WRITTEN TASK:
Give only one thing: the number of lines that include the word "Examples".

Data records
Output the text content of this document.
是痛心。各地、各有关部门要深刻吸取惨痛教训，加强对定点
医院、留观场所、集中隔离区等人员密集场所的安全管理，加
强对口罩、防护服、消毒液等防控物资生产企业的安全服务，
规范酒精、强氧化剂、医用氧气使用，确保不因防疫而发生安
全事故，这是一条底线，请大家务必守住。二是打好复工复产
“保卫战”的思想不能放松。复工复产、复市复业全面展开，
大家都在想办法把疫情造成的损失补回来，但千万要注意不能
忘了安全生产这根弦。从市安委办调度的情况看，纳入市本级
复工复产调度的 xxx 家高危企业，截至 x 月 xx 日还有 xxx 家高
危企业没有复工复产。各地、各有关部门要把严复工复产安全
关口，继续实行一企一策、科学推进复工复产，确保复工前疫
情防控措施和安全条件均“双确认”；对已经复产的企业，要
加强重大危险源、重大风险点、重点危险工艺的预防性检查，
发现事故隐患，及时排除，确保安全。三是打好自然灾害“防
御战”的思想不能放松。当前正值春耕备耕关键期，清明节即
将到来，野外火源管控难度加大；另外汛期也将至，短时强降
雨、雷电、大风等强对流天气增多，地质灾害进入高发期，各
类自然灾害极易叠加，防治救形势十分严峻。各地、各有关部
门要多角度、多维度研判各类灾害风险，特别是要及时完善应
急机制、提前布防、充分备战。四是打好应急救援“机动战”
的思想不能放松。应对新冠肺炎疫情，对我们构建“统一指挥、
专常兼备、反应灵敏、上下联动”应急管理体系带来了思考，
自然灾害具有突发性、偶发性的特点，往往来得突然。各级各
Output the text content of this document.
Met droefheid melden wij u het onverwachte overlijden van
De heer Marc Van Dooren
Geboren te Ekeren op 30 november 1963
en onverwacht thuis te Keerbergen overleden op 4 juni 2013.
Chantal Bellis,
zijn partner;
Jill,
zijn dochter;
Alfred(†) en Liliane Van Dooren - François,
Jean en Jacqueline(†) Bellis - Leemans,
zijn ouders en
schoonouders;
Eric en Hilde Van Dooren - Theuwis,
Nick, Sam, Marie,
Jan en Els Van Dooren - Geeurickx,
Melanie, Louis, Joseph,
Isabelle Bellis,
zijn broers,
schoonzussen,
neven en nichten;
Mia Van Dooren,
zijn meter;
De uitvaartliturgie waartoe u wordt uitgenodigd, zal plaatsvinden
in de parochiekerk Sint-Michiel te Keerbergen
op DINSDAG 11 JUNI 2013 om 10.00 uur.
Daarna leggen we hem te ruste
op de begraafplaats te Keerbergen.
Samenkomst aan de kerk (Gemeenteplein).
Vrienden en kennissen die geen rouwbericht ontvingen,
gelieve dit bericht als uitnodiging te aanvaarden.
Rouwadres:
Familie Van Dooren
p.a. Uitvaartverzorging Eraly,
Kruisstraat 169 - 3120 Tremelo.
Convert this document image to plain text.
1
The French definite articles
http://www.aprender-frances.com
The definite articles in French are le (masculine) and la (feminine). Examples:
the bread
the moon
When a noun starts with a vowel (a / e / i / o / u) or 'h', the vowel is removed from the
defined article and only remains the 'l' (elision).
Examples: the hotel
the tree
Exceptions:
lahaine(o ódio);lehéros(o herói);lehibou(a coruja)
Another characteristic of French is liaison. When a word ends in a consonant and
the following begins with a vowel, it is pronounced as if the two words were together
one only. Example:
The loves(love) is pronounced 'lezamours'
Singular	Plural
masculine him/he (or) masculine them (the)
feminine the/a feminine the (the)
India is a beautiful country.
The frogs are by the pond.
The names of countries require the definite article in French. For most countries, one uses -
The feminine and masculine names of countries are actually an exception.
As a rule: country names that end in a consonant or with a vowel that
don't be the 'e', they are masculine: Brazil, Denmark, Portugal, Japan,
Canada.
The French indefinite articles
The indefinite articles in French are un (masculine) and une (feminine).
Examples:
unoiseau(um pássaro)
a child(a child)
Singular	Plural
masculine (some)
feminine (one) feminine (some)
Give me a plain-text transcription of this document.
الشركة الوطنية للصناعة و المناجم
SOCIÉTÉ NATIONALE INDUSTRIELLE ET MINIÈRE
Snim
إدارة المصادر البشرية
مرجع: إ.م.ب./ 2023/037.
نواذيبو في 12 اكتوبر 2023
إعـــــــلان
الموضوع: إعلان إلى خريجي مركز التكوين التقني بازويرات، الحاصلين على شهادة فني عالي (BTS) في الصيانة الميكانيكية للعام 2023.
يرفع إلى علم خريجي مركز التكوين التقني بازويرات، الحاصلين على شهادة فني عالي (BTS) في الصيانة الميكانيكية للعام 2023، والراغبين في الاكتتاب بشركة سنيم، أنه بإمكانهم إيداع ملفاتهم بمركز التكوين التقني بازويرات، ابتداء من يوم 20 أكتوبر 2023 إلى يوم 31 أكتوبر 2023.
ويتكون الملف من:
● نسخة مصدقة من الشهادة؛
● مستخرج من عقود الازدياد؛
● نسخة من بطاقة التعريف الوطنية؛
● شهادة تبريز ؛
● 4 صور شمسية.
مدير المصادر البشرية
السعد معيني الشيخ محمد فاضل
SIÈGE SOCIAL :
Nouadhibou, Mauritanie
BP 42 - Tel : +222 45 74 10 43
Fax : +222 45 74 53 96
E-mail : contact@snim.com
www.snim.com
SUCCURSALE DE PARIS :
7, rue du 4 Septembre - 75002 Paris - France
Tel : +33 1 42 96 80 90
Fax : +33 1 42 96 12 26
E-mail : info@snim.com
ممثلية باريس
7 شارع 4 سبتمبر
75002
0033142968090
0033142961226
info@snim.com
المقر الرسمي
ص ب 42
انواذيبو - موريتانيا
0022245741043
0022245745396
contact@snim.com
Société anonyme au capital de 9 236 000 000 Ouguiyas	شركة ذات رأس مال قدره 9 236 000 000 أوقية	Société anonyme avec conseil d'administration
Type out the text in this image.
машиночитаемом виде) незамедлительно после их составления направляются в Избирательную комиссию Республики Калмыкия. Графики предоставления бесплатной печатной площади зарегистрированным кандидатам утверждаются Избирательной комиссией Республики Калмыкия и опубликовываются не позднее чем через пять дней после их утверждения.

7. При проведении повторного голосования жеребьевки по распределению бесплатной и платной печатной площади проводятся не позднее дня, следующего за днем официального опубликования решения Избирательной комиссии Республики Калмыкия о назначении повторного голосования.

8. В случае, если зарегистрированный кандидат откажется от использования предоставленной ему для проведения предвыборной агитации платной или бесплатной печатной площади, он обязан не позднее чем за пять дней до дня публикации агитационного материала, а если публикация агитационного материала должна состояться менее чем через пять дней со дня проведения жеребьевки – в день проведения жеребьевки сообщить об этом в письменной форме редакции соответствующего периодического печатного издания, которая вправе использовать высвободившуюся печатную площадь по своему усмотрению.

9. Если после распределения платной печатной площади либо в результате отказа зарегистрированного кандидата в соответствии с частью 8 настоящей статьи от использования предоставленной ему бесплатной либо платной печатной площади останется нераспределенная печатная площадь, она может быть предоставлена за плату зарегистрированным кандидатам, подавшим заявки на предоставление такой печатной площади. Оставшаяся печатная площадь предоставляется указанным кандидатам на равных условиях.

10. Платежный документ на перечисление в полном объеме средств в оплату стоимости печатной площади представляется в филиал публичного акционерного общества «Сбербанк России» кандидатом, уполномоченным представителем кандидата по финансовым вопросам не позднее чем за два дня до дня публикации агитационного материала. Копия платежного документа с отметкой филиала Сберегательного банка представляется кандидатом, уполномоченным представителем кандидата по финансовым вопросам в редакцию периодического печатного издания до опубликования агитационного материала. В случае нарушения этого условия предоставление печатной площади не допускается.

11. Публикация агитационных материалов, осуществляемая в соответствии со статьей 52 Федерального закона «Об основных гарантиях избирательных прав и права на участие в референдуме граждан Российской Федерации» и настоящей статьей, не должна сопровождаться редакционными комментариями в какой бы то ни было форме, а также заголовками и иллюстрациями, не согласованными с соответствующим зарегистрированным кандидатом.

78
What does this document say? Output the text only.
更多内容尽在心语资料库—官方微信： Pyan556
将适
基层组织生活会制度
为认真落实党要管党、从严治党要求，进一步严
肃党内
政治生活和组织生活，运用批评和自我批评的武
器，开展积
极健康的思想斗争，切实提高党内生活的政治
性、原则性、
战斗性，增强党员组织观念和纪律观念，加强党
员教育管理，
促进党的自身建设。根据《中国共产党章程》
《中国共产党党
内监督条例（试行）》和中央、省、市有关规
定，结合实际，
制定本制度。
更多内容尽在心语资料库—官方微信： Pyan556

SOLUTION FOR THIS PROBLEM:
3